• [What to do]:
Search the listing for the string "conditions" and copy every line that contains it.

┄┄┄┄┄┄┄┄┄┄

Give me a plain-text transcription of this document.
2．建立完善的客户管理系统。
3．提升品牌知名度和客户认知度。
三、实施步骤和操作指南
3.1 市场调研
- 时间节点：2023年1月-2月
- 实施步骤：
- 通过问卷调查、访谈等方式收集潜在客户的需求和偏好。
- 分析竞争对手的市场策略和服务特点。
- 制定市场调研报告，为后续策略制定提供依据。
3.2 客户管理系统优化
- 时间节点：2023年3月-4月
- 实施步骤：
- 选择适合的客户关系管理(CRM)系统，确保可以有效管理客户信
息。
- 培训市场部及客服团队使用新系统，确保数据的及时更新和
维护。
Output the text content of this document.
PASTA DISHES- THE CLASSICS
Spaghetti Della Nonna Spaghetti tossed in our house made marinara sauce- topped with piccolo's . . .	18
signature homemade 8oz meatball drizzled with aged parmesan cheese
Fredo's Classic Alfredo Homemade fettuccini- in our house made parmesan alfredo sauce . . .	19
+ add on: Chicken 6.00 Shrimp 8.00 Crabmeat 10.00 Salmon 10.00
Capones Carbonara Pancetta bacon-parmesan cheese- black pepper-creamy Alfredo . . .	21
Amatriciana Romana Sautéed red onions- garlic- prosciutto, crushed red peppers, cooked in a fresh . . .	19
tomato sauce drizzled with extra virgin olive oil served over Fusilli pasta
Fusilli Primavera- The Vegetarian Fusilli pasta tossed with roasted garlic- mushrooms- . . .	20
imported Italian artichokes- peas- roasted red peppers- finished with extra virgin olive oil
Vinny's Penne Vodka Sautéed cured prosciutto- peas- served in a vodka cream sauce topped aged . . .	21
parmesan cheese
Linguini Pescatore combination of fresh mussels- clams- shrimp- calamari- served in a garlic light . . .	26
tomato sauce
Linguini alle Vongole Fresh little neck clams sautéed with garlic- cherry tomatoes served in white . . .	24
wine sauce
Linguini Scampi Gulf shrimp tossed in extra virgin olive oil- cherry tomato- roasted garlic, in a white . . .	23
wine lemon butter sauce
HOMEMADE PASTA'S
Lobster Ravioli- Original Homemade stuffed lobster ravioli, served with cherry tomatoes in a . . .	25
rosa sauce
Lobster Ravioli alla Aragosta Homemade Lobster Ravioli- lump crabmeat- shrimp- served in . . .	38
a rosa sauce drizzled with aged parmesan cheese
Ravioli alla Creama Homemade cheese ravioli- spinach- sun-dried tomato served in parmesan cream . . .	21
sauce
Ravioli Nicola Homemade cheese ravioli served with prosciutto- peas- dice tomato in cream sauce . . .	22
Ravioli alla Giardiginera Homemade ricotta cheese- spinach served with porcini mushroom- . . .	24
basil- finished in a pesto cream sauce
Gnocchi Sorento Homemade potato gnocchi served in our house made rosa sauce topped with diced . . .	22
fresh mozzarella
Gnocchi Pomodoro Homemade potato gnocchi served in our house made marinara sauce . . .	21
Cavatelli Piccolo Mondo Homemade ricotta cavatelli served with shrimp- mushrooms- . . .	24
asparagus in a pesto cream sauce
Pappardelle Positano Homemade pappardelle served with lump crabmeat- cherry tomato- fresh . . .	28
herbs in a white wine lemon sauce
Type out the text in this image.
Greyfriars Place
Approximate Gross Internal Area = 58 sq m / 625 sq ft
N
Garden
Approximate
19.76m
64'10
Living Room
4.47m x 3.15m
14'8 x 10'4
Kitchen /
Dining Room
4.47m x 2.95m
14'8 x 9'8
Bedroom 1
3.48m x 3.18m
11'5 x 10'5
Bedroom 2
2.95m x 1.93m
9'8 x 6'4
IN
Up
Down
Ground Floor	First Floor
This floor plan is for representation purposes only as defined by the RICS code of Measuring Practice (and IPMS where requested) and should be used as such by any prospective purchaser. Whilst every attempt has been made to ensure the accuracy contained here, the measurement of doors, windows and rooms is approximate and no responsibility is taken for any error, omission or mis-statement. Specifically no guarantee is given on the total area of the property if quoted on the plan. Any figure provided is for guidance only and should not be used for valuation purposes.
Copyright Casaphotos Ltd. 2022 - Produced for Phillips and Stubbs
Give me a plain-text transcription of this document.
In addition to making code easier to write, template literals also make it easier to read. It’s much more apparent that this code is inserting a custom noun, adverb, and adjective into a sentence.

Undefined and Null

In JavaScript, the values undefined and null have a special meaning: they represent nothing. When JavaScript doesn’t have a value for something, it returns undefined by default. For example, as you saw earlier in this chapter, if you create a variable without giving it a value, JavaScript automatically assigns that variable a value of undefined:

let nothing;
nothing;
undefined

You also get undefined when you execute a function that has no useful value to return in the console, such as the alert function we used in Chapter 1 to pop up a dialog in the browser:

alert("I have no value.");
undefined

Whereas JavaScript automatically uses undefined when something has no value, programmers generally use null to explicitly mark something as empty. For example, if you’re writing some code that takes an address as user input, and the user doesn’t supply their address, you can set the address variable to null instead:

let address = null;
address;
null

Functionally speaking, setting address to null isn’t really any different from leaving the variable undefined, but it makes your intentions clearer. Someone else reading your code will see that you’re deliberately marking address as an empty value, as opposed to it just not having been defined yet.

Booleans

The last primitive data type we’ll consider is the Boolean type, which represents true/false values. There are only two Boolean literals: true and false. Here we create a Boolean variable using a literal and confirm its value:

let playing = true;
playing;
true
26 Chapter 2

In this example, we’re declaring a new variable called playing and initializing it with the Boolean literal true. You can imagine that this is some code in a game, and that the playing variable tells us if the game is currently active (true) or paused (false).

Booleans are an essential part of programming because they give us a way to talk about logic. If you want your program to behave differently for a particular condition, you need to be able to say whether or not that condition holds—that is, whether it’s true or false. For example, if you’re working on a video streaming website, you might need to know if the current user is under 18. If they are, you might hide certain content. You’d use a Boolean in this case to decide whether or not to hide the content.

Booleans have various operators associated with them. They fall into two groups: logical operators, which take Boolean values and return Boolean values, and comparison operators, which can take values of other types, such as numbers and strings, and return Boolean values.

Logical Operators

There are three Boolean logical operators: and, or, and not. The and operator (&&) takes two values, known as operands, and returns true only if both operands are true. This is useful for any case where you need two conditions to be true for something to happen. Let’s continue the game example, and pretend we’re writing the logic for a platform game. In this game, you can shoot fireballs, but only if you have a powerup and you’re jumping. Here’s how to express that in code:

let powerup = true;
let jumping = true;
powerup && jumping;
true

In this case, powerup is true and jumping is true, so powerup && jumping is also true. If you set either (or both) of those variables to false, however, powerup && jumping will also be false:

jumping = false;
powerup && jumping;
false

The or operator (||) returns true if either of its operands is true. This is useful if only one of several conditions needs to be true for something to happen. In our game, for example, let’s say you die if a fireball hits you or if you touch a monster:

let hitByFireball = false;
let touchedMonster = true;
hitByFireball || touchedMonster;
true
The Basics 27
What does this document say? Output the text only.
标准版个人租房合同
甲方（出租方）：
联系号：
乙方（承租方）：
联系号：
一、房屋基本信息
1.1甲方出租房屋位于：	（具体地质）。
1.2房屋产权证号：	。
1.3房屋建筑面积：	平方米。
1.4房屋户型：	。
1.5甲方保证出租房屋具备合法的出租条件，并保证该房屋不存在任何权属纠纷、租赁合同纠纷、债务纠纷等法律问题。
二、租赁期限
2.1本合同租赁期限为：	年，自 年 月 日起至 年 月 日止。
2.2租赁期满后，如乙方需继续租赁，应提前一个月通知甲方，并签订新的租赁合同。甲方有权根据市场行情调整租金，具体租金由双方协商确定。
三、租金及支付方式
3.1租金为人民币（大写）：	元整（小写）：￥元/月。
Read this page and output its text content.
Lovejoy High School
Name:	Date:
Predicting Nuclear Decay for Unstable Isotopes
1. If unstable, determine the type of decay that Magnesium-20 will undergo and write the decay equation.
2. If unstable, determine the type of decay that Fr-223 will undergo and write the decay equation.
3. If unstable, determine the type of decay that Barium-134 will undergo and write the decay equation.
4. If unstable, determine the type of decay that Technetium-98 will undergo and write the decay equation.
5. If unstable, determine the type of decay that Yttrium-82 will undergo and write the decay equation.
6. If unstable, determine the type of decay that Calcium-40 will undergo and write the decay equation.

┄┄┄┄┄┄┄┄┄┄

• [Answer in full]:
There are three Boolean logical operators: and, or, and not. The and operator (&&) takes two values, known as operands, and returns true only if both operands are true. This is useful for any case where you need two conditions to be true for something to happen. Let’s continue the game example, and pretend we’re writing the logic for a platform game. In this game, you can shoot fireballs, but only if you have a powerup and you’re jumping. Here’s how to express that in code:
The or operator (||) returns true if either of its operands is true. This is useful if only one of several conditions needs to be true for something to happen. In our game, for example, let’s say you die if a fireball hits you or if you touch a monster:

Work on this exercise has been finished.